* Begin Page text *

Again according to Alain Pelletier
[106] Denis Ouellet did tell him that the appellant was
Richard Ouellet's wife or spouse.
[107] The paycheques for November 2, 9, 16, 23 and 30,
1991 were not cashed until February 5, 1992.
[108] He could not say from the documents he had on hand
whether the paycheques made out to the appellant were cashed at
the local caisse populaire.
[109] In her statutory declaration (Exhibit I-6)
Sylvie Morin did say (at p. 2) that the payers'
warehouse was located in Cabano and she made no mention at all of
one of the warehouses; she also said in her declaration that
there was no employee besides Nancy St-Pierre and
herself working at the Cabano warehouse.
[110] In his report of December 8, 1994
(Exhibit A-7), following his telephone conversation
with Nancy St-Pierre, he wrote that according to her
Janice Voisine had never worked at the Cabano warehouse-shop
because she had a hairdressing salon in Notre-Dame-du-Lac.
[111] In his report of September 28, 1994
(Exhibit A-8) following his telephone conversation
with Marcellin Dubé, he wrote that Marcellin
Dubé had said he had never seen Janice Voisine
working at that warehouse and that during the period in which
Denis and Richard Ouellet had leased the premises
Janice Voisine had a hairdressing salon in
Notre-Dame-du-Lac.

* End Page text *

- Written exercise 1
Answer these questions from the page text:
(a) On what date were the paycheques for November 2, 9, 16, 23 and 30, 1991 cashed?
(b) Which exhibit is Sylvie Morin's statutory declaration?
(c) According to Nancy St-Pierre, why had Janice Voisine never worked at the Cabano warehouse-shop?

* Begin Input data *

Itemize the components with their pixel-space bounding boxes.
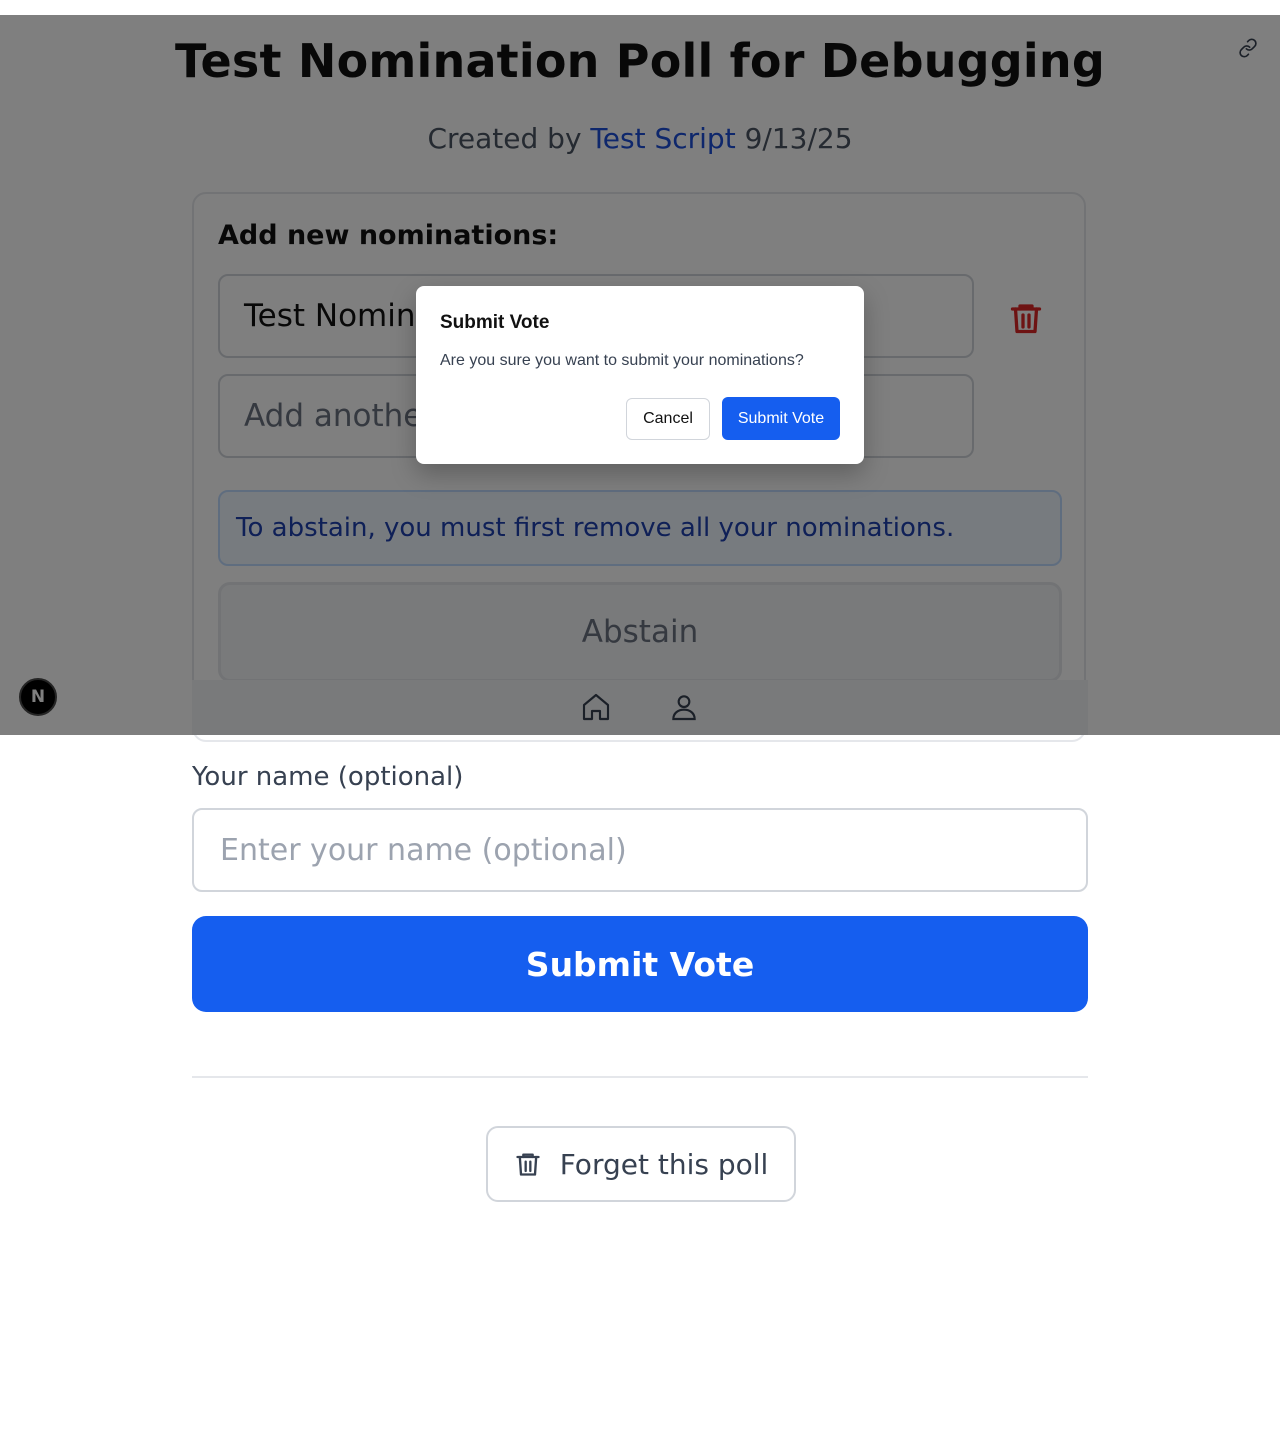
confirm-submit-button[interactable]: Submit Vote bbox=[722, 397, 840, 440]
divider bbox=[192, 1076, 1088, 1078]
dialog-message: Are you sure you want to submit your nom… bbox=[440, 352, 804, 369]
name-field-label: Your name (optional) bbox=[192, 762, 464, 792]
submit-vote-button[interactable]: Submit Vote bbox=[192, 916, 1088, 1012]
cancel-button[interactable]: Cancel bbox=[626, 398, 710, 440]
trash-icon bbox=[516, 1153, 540, 1176]
name-input[interactable]: Enter your name (optional) bbox=[192, 808, 1088, 892]
top-strip bbox=[0, 0, 1280, 15]
forget-poll-label: Forget this poll bbox=[559, 1147, 769, 1181]
dialog-title: Submit Vote bbox=[440, 312, 550, 333]
forget-poll-button[interactable]: Forget this poll bbox=[486, 1126, 796, 1202]
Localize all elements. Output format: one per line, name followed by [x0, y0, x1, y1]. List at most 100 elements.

* End Input data *

- Written exercise 2
In the listing, starting at its first line and ending at the line containing "name-field-label: Your name", switch "components" to "elements" and change nothing else. Give only those lines, without the pictures.

- Final answer 1
(a) February 5, 1992.
(b) Exhibit I-6.
(c) Because she had a hairdressing salon in Notre-Dame-du-Lac.

- Final answer 2
Itemize the elements with their pixel-space bounding boxes.
confirm-submit-button[interactable]: Submit Vote bbox=[722, 397, 840, 440]
divider bbox=[192, 1076, 1088, 1078]
dialog-message: Are you sure you want to submit your nom… bbox=[440, 352, 804, 369]
name-field-label: Your name (optional) bbox=[192, 762, 464, 792]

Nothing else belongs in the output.